Exercise description: Write out all the entries below again, replacing every occurrence of "Bar" with "Rectangle" and changing nothing else.

Data for processing:
[Begin]

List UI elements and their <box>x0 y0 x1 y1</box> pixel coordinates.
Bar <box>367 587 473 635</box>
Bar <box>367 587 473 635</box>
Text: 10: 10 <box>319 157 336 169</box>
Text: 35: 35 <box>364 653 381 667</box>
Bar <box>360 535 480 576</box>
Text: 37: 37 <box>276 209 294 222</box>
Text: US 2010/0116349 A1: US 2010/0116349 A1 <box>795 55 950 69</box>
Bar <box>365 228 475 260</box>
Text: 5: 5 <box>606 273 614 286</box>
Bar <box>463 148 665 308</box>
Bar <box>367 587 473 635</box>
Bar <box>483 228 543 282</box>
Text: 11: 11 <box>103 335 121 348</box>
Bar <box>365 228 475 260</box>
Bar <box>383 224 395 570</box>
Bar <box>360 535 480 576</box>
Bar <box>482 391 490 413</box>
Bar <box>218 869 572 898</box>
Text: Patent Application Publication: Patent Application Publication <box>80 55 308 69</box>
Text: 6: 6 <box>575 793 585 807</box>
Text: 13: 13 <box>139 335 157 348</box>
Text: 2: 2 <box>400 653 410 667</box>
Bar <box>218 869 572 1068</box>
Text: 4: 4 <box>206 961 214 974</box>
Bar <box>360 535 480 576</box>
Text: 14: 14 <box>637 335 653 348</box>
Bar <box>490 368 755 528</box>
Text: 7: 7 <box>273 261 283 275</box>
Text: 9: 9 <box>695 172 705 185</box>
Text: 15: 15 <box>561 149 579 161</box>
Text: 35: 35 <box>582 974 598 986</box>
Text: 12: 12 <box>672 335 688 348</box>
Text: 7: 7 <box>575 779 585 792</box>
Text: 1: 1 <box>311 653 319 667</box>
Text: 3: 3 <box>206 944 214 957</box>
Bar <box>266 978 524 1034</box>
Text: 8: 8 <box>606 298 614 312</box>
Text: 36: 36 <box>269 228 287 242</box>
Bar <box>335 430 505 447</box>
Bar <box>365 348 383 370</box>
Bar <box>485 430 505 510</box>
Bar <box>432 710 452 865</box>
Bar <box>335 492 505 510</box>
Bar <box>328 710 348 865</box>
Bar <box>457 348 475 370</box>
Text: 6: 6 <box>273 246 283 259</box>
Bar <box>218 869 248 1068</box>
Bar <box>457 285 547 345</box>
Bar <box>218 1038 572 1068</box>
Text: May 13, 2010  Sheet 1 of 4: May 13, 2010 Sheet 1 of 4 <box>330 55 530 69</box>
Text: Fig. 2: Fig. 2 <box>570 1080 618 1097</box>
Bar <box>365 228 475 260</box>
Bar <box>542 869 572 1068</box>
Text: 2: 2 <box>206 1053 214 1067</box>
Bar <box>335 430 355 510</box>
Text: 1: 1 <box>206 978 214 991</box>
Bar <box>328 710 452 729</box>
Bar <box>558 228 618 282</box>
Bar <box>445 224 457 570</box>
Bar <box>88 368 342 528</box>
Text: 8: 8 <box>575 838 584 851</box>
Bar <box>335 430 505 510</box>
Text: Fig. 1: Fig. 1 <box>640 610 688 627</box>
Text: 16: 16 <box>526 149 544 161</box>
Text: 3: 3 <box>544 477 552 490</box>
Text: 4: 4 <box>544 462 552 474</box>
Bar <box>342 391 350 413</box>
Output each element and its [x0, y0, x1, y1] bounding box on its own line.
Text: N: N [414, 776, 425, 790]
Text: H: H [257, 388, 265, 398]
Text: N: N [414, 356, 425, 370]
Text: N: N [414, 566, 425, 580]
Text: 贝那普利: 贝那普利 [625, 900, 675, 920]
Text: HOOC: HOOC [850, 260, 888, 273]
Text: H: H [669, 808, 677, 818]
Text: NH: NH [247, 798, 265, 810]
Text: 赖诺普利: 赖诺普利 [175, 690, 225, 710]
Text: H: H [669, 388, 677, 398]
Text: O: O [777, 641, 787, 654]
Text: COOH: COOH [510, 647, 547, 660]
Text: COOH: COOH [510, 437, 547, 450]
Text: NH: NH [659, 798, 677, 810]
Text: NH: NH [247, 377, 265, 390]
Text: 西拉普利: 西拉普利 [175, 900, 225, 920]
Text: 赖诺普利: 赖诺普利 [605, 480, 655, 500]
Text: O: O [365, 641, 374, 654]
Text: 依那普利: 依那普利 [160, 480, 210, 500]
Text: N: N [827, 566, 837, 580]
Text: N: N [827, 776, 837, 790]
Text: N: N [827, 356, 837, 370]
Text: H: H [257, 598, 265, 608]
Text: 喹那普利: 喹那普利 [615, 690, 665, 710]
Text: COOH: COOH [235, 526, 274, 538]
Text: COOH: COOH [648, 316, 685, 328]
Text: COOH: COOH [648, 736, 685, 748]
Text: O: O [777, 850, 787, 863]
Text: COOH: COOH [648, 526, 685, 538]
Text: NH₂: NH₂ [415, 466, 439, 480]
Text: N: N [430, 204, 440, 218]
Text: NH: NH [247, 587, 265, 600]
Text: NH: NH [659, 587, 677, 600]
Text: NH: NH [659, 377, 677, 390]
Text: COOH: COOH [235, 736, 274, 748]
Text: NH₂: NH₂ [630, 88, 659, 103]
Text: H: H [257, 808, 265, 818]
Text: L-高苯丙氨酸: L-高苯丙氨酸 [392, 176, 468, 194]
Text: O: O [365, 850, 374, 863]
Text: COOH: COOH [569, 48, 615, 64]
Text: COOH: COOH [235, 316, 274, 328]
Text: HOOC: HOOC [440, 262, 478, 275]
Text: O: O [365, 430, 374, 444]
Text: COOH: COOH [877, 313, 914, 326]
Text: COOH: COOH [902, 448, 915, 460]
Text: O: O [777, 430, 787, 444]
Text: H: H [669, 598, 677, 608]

[End]

Expected answer:
List UI elements and their <box>x0 y0 x1 y1</box> pixel coordinates.
Rectangle <box>367 587 473 635</box>
Rectangle <box>367 587 473 635</box>
Text: 10: 10 <box>319 157 336 169</box>
Text: 35: 35 <box>364 653 381 667</box>
Rectangle <box>360 535 480 576</box>
Text: 37: 37 <box>276 209 294 222</box>
Text: US 2010/0116349 A1: US 2010/0116349 A1 <box>795 55 950 69</box>
Rectangle <box>365 228 475 260</box>
Text: 5: 5 <box>606 273 614 286</box>
Rectangle <box>463 148 665 308</box>
Rectangle <box>367 587 473 635</box>
Rectangle <box>483 228 543 282</box>
Text: 11: 11 <box>103 335 121 348</box>
Rectangle <box>365 228 475 260</box>
Rectangle <box>383 224 395 570</box>
Rectangle <box>360 535 480 576</box>
Rectangle <box>482 391 490 413</box>
Rectangle <box>218 869 572 898</box>
Text: Patent Application Publication: Patent Application Publication <box>80 55 308 69</box>
Text: 6: 6 <box>575 793 585 807</box>
Text: 13: 13 <box>139 335 157 348</box>
Text: 2: 2 <box>400 653 410 667</box>
Rectangle <box>218 869 572 1068</box>
Text: 4: 4 <box>206 961 214 974</box>
Rectangle <box>360 535 480 576</box>
Text: 14: 14 <box>637 335 653 348</box>
Rectangle <box>490 368 755 528</box>
Text: 7: 7 <box>273 261 283 275</box>
Text: 9: 9 <box>695 172 705 185</box>
Text: 15: 15 <box>561 149 579 161</box>
Text: 35: 35 <box>582 974 598 986</box>
Text: 12: 12 <box>672 335 688 348</box>
Text: 7: 7 <box>575 779 585 792</box>
Text: 1: 1 <box>311 653 319 667</box>
Text: 3: 3 <box>206 944 214 957</box>
Rectangle <box>266 978 524 1034</box>
Text: 8: 8 <box>606 298 614 312</box>
Text: 36: 36 <box>269 228 287 242</box>
Rectangle <box>335 430 505 447</box>
Rectangle <box>365 348 383 370</box>
Rectangle <box>485 430 505 510</box>
Rectangle <box>432 710 452 865</box>
Rectangle <box>335 492 505 510</box>
Rectangle <box>328 710 348 865</box>
Rectangle <box>457 348 475 370</box>
Text: 6: 6 <box>273 246 283 259</box>
Rectangle <box>218 869 248 1068</box>
Rectangle <box>457 285 547 345</box>
Rectangle <box>218 1038 572 1068</box>
Text: May 13, 2010  Sheet 1 of 4: May 13, 2010 Sheet 1 of 4 <box>330 55 530 69</box>
Text: Fig. 2: Fig. 2 <box>570 1080 618 1097</box>
Rectangle <box>365 228 475 260</box>
Rectangle <box>542 869 572 1068</box>
Text: 2: 2 <box>206 1053 214 1067</box>
Rectangle <box>335 430 355 510</box>
Text: 1: 1 <box>206 978 214 991</box>
Rectangle <box>328 710 452 729</box>
Rectangle <box>558 228 618 282</box>
Rectangle <box>445 224 457 570</box>
Rectangle <box>88 368 342 528</box>
Text: 8: 8 <box>575 838 584 851</box>
Rectangle <box>335 430 505 510</box>
Text: Fig. 1: Fig. 1 <box>640 610 688 627</box>
Text: 16: 16 <box>526 149 544 161</box>
Text: 3: 3 <box>544 477 552 490</box>
Text: 4: 4 <box>544 462 552 474</box>
Rectangle <box>342 391 350 413</box>
Output each element and its [x0, y0, x1, y1] bounding box on its own line.
Text: N: N [414, 776, 425, 790]
Text: H: H [257, 388, 265, 398]
Text: N: N [414, 356, 425, 370]
Text: N: N [414, 566, 425, 580]
Text: 贝那普利: 贝那普利 [625, 900, 675, 920]
Text: HOOC: HOOC [850, 260, 888, 273]
Text: H: H [669, 808, 677, 818]
Text: NH: NH [247, 798, 265, 810]
Text: 赖诺普利: 赖诺普利 [175, 690, 225, 710]
Text: H: H [669, 388, 677, 398]
Text: O: O [777, 641, 787, 654]
Text: COOH: COOH [510, 647, 547, 660]
Text: COOH: COOH [510, 437, 547, 450]
Text: NH: NH [659, 798, 677, 810]
Text: NH: NH [247, 377, 265, 390]
Text: 西拉普利: 西拉普利 [175, 900, 225, 920]
Text: 赖诺普利: 赖诺普利 [605, 480, 655, 500]
Text: O: O [365, 641, 374, 654]
Text: 依那普利: 依那普利 [160, 480, 210, 500]
Text: N: N [827, 566, 837, 580]
Text: N: N [827, 776, 837, 790]
Text: N: N [827, 356, 837, 370]
Text: H: H [257, 598, 265, 608]
Text: 喹那普利: 喹那普利 [615, 690, 665, 710]
Text: COOH: COOH [235, 526, 274, 538]
Text: COOH: COOH [648, 316, 685, 328]
Text: COOH: COOH [648, 736, 685, 748]
Text: O: O [777, 850, 787, 863]
Text: COOH: COOH [648, 526, 685, 538]
Text: NH₂: NH₂ [415, 466, 439, 480]
Text: N: N [430, 204, 440, 218]
Text: NH: NH [247, 587, 265, 600]
Text: NH: NH [659, 587, 677, 600]
Text: NH: NH [659, 377, 677, 390]
Text: COOH: COOH [235, 736, 274, 748]
Text: NH₂: NH₂ [630, 88, 659, 103]
Text: H: H [257, 808, 265, 818]
Text: L-高苯丙氨酸: L-高苯丙氨酸 [392, 176, 468, 194]
Text: O: O [365, 850, 374, 863]
Text: COOH: COOH [569, 48, 615, 64]
Text: COOH: COOH [235, 316, 274, 328]
Text: HOOC: HOOC [440, 262, 478, 275]
Text: O: O [365, 430, 374, 444]
Text: COOH: COOH [877, 313, 914, 326]
Text: COOH: COOH [902, 448, 915, 460]
Text: O: O [777, 430, 787, 444]
Text: H: H [669, 598, 677, 608]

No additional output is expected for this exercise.